**WRITTEN EXERCISE**
Images excluded, repeat each entry below exactly.

═════ DATASET ENTRIES ═════

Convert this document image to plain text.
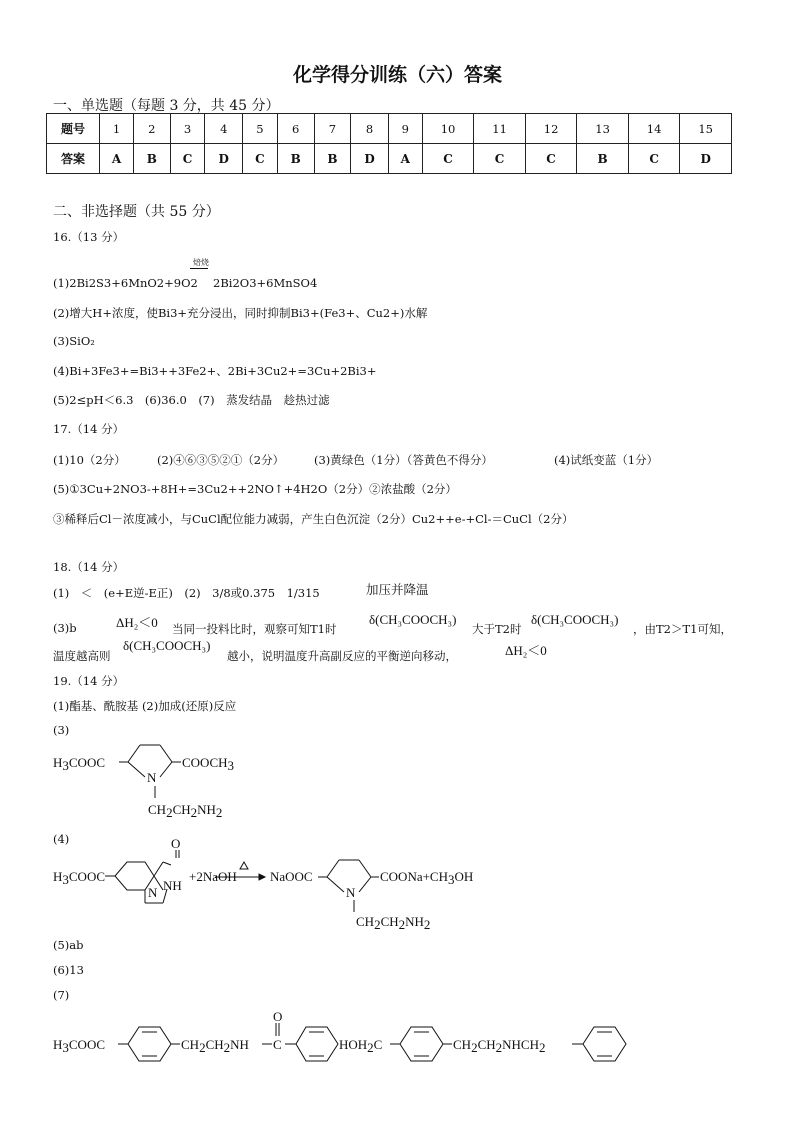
化学得分训练（六）答案
一、单选题（每题 3 分，共 45 分）
题号	1	2	3	4	5	6	7	8	9	10	11	12	13	14	15
答案	A	B	C	D	C	B	B	D	A	C	C	C	B	C	D
二、非选择题（共 55 分）
16.（13 分）
焙烧
(1)2Bi2S3+6MnO2+9O2 2Bi2O3+6MnSO4
(2)增大H+浓度，使Bi3+充分浸出，同时抑制Bi3+(Fe3+、Cu2+)水解
(3)SiO₂
(4)Bi+3Fe3+=Bi3++3Fe2+、2Bi+3Cu2+=3Cu+2Bi3+
(5)2≤pH＜6.3　(6)36.0　(7)　蒸发结晶　趁热过滤
17.（14 分）
(1)10（2分）	(2)④⑥③⑤②①（2分）	(3)黄绿色（1分）（答黄色不得分）	(4)试纸变蓝（1分）
(5)①3Cu+2NO3-+8H+=3Cu2++2NO↑+4H2O（2分）②浓盐酸（2分）
③稀释后Cl－浓度减小，与CuCl配位能力减弱，产生白色沉淀（2分）Cu2++e-+Cl-＝CuCl（2分）
18.（14 分）
(1)　＜　(e+E逆-E正)　(2)　3/8或0.375　1/315	加压并降温
(3)b	ΔH₂＜0 当同一投料比时，观察可知T1时
δ(CH₃COOCH₃)
大于T2时
δ(CH₃COOCH₃)
，由T2＞T1可知，
温度越高则
δ(CH₃COOCH₃)
越小，说明温度升高副反应的平衡逆向移动，	ΔH₂＜0
19.（14 分）
(1)酯基、酰胺基 (2)加成(还原)反应
(3)
H3COOC
N
COOCH3
CH2CH2NH2
(4)
H3COOC
O
N NH
+2NaOH	NaOOC
N
COONa+CH3OH
CH2CH2NH2
(5)ab
(6)13
(7)
H3COOC	CH2CH2NH
O
C	HOH2C	CH2CH2NHCH2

═════

**SOLUTION**
Convert this document image to plain text.
化学得分训练（六）答案
一、单选题（每题 3 分，共 45 分）
题号	1	2	3	4	5	6	7	8	9	10	11	12	13	14	15
答案	A	B	C	D	C	B	B	D	A	C	C	C	B	C	D
二、非选择题（共 55 分）
16.（13 分）
焙烧
(1)2Bi2S3+6MnO2+9O2 2Bi2O3+6MnSO4
(2)增大H+浓度，使Bi3+充分浸出，同时抑制Bi3+(Fe3+、Cu2+)水解
(3)SiO₂
(4)Bi+3Fe3+=Bi3++3Fe2+、2Bi+3Cu2+=3Cu+2Bi3+
(5)2≤pH＜6.3　(6)36.0　(7)　蒸发结晶　趁热过滤
17.（14 分）
(1)10（2分）	(2)④⑥③⑤②①（2分）	(3)黄绿色（1分）（答黄色不得分）	(4)试纸变蓝（1分）
(5)①3Cu+2NO3-+8H+=3Cu2++2NO↑+4H2O（2分）②浓盐酸（2分）
③稀释后Cl－浓度减小，与CuCl配位能力减弱，产生白色沉淀（2分）Cu2++e-+Cl-＝CuCl（2分）
18.（14 分）
(1)　＜　(e+E逆-E正)　(2)　3/8或0.375　1/315	加压并降温
(3)b	ΔH₂＜0 当同一投料比时，观察可知T1时
δ(CH₃COOCH₃)
大于T2时
δ(CH₃COOCH₃)
，由T2＞T1可知，
温度越高则
δ(CH₃COOCH₃)
越小，说明温度升高副反应的平衡逆向移动，	ΔH₂＜0
19.（14 分）
(1)酯基、酰胺基 (2)加成(还原)反应
(3)
H3COOC
N
COOCH3
CH2CH2NH2
(4)
H3COOC
O
N NH
+2NaOH	NaOOC
N
COONa+CH3OH
CH2CH2NH2
(5)ab
(6)13
(7)
H3COOC	CH2CH2NH
O
C	HOH2C	CH2CH2NHCH2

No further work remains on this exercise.